### PROVIDED RECORDS
[start]

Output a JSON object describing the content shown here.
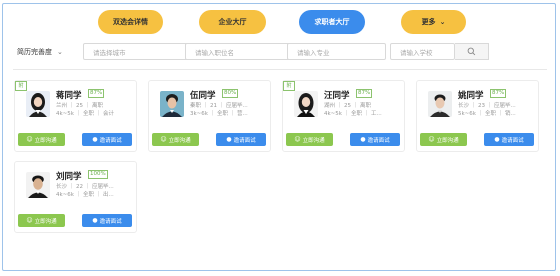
{
  "nav": {
    "tabs": [
      {
        "label": "双选会详情"
      },
      {
        "label": "企业大厅"
      },
      {
        "label": "求职者大厅"
      },
      {
        "label": "更多"
      }
    ]
  },
  "filters": {
    "sort_label": "简历完善度",
    "city_placeholder": "请选择城市",
    "position_placeholder": "请输入职位名",
    "major_placeholder": "请输入专业",
    "school_placeholder": "请输入学校"
  },
  "card_buttons": {
    "chat_label": "立即沟通",
    "invite_label": "邀请面试"
  },
  "candidates": [
    {
      "tag": "附",
      "name": "蒋同学",
      "completeness": "87%",
      "meta1": "兰州 ｜ 25 ｜ 离职",
      "meta2": "4k~5k ｜ 全职 ｜ 会计"
    },
    {
      "tag": "",
      "name": "伍同学",
      "completeness": "80%",
      "meta1": "秦职 ｜ 21 ｜ 应届毕...",
      "meta2": "3k~6k ｜ 全职 ｜ 营..."
    },
    {
      "tag": "附",
      "name": "汪同学",
      "completeness": "87%",
      "meta1": "湖州 ｜ 25 ｜ 离职",
      "meta2": "4k~5k ｜ 全职 ｜ 工..."
    },
    {
      "tag": "",
      "name": "姚同学",
      "completeness": "87%",
      "meta1": "长沙 ｜ 23 ｜ 应届毕...",
      "meta2": "5k~6k ｜ 全职 ｜ 销..."
    },
    {
      "tag": "",
      "name": "刘同学",
      "completeness": "100%",
      "meta1": "长沙 ｜ 22 ｜ 应届毕...",
      "meta2": "4k~6k ｜ 全职 ｜ 出..."
    }
  ]
}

[end]

### SHORT PROBLEM
Extract the entries in full, exactly as they are, minus the pictures.

### ANSWER IN FULL
Output a JSON object describing the content shown here.
{
  "nav": {
    "tabs": [
      {
        "label": "双选会详情"
      },
      {
        "label": "企业大厅"
      },
      {
        "label": "求职者大厅"
      },
      {
        "label": "更多"
      }
    ]
  },
  "filters": {
    "sort_label": "简历完善度",
    "city_placeholder": "请选择城市",
    "position_placeholder": "请输入职位名",
    "major_placeholder": "请输入专业",
    "school_placeholder": "请输入学校"
  },
  "card_buttons": {
    "chat_label": "立即沟通",
    "invite_label": "邀请面试"
  },
  "candidates": [
    {
      "tag": "附",
      "name": "蒋同学",
      "completeness": "87%",
      "meta1": "兰州 ｜ 25 ｜ 离职",
      "meta2": "4k~5k ｜ 全职 ｜ 会计"
    },
    {
      "tag": "",
      "name": "伍同学",
      "completeness": "80%",
      "meta1": "秦职 ｜ 21 ｜ 应届毕...",
      "meta2": "3k~6k ｜ 全职 ｜ 营..."
    },
    {
      "tag": "附",
      "name": "汪同学",
      "completeness": "87%",
      "meta1": "湖州 ｜ 25 ｜ 离职",
      "meta2": "4k~5k ｜ 全职 ｜ 工..."
    },
    {
      "tag": "",
      "name": "姚同学",
      "completeness": "87%",
      "meta1": "长沙 ｜ 23 ｜ 应届毕...",
      "meta2": "5k~6k ｜ 全职 ｜ 销..."
    },
    {
      "tag": "",
      "name": "刘同学",
      "completeness": "100%",
      "meta1": "长沙 ｜ 22 ｜ 应届毕...",
      "meta2": "4k~6k ｜ 全职 ｜ 出..."
    }
  ]
}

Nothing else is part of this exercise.